## START MATERIAL PROVIDED
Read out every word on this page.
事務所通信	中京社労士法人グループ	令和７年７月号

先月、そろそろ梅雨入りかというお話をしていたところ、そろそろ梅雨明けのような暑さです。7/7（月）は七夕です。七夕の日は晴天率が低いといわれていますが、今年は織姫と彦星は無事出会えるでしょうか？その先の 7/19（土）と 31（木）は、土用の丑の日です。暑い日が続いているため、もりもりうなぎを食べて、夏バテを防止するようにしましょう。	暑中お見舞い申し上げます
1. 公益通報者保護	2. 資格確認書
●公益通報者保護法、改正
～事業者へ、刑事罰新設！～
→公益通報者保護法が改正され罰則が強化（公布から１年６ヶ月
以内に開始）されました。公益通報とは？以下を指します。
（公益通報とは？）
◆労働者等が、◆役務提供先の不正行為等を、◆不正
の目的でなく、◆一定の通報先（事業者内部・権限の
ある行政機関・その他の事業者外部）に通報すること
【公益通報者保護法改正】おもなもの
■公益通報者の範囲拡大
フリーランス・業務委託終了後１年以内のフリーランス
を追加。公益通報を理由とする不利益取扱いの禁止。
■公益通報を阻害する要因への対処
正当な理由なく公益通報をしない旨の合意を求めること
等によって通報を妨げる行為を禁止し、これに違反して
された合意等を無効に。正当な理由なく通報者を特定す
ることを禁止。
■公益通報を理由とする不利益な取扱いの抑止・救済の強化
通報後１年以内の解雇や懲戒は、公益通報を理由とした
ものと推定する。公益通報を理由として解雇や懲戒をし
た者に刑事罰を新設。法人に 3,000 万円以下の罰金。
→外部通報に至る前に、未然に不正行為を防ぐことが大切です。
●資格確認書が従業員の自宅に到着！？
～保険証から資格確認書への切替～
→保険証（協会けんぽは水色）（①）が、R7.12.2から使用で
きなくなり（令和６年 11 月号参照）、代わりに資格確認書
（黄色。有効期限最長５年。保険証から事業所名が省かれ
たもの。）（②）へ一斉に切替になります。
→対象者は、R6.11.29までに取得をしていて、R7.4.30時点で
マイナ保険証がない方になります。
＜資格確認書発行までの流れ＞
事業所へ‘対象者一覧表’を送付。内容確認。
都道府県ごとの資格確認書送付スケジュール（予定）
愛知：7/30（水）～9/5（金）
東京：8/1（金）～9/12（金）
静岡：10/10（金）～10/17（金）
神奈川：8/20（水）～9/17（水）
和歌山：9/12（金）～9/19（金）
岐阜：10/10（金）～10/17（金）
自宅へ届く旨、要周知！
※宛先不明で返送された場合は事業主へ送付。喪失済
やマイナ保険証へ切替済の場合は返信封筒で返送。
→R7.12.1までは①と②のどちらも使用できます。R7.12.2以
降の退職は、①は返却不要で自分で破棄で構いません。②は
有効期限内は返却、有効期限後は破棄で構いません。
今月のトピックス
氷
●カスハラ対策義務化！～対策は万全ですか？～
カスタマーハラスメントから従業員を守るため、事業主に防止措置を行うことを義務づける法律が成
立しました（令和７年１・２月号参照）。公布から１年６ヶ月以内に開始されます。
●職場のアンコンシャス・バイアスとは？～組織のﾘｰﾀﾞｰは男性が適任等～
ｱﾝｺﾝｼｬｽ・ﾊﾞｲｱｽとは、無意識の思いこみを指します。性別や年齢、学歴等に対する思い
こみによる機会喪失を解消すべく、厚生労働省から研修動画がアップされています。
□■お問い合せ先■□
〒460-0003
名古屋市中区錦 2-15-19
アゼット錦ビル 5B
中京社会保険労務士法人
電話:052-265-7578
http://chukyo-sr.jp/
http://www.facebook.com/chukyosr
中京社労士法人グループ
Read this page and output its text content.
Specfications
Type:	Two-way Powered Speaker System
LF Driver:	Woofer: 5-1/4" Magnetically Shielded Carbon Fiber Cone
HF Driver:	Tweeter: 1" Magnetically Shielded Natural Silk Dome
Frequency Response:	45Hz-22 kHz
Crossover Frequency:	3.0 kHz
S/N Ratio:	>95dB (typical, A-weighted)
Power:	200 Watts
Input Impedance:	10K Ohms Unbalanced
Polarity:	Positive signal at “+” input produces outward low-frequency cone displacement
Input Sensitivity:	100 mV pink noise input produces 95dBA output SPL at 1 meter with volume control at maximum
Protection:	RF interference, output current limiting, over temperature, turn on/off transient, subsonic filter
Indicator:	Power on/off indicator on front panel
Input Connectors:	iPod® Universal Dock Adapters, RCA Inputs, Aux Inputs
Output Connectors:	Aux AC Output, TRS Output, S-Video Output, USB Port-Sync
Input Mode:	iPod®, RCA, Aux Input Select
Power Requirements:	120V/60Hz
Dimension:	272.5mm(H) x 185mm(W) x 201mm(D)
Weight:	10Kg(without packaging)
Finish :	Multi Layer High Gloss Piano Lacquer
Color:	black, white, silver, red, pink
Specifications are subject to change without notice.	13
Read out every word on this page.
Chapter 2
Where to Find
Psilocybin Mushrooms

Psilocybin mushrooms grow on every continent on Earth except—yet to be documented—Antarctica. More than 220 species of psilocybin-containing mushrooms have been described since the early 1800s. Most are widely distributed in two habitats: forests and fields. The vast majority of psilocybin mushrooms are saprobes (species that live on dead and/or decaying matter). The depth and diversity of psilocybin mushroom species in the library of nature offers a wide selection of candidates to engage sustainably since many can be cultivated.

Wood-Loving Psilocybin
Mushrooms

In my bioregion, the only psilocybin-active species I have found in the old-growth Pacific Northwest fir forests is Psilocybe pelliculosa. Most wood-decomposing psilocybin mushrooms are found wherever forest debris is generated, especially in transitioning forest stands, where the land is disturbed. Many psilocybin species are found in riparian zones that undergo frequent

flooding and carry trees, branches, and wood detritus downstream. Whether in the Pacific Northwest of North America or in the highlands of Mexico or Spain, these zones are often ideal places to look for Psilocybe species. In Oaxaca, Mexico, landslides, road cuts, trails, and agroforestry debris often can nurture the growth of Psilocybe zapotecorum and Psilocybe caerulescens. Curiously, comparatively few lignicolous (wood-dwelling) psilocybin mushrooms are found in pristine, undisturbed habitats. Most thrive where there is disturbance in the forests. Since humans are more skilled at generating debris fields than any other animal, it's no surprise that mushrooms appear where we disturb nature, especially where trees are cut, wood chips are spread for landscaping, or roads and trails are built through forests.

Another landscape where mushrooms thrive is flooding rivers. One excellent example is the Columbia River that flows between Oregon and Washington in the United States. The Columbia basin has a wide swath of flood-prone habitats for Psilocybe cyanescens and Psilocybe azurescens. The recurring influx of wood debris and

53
## END MATERIAL PROVIDED
* WHAT THE TASK ASKS: Locate the word "http" in the data above. Copy every line carrying it.

* WRITTEN ANSWER:
http://chukyo-sr.jp/
http://www.facebook.com/chukyosr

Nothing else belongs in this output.